(Consigna del ejercicio) Según el fragmento sobre el hombre y la materia, ¿qué es el objeto primario del conocimiento humano para los tomistas?

(Fragmento)
Al llegar al hombre, en efecto, arrancando desde la existencia más elemental de la materia física, parecen abrírsenos zonas nuevas de lo real. En el espectáculo que se nos ofrece, el ser humano se balancea funambúlico entre el polo inferior de la realidad, la puramente física, y la vislumbre problemático del modo de ser inmaterial. Un esfuerzo de modestia rigurosa, entonces exige algo elemental: empezar la construcción por los cimientos. La radicalidad, tan invocada como alma del quehacer filosófico, nos obliga literalmente a desenterrar las raíces de lo humano, presas en el humus de la existencia física y biológica, para poder fijar la peculiaridad de lo antropológico. Su absorción en tales realidades o su emergencia; su modo preciso de vinculación, en todo caso,

Ningún espiritualismo, por muy extremoso que sea, ha llegado a negar esta esencial inserción del hombre en la materialidad. Podrá a lo sumo categorizarla negativamente, anatematizarla cual órficos y pitagóricos, convirtiéndola en cárcel de nuestras posibilidades. Pero el hombre está ineluctablemente en el escenario de este mundo. Noéticamente volcado hacia él: las quididades sensibles son el objeto primario del conocimiento humano para los tomistas. Vitalmente en lucha con la naturaleza, en una tensa relación en que salta la técnica como respuesta.

(Datos proporcionados)
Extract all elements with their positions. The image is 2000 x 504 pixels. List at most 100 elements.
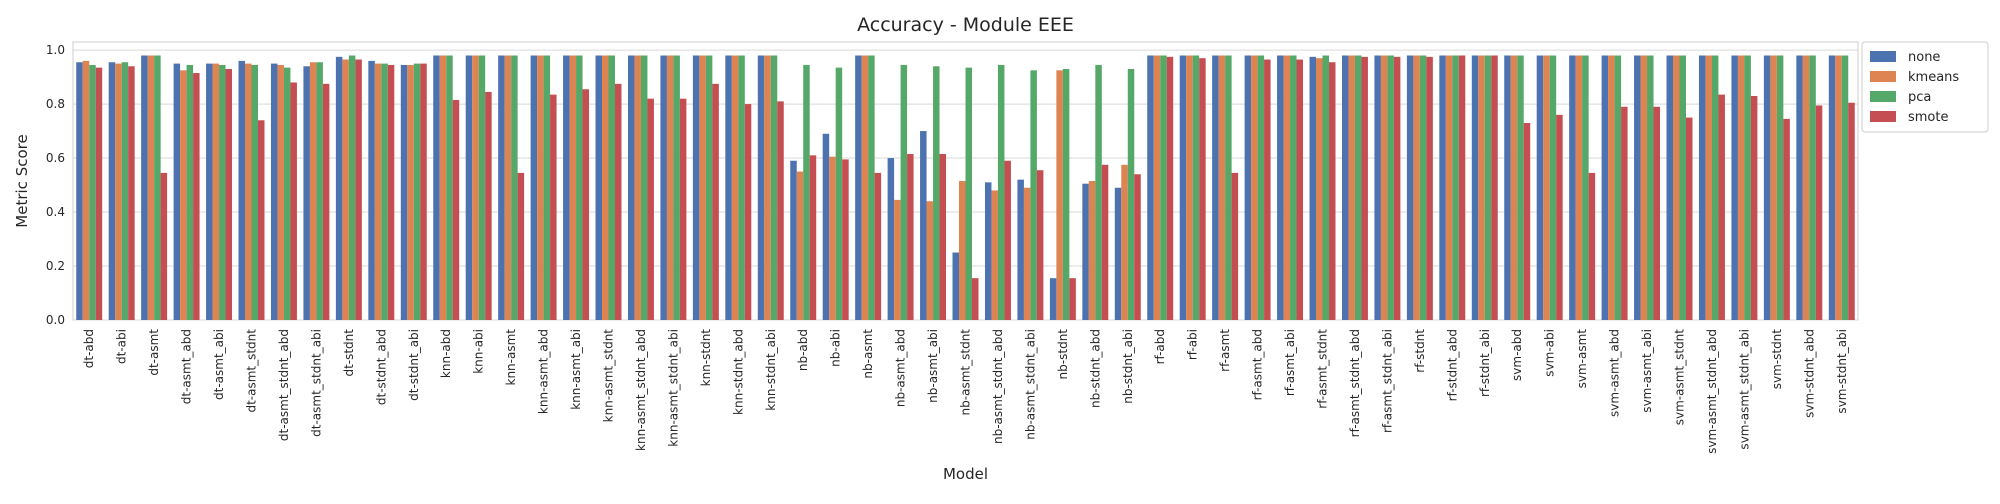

(Ejercicio resuelto) Las quididades sensibles.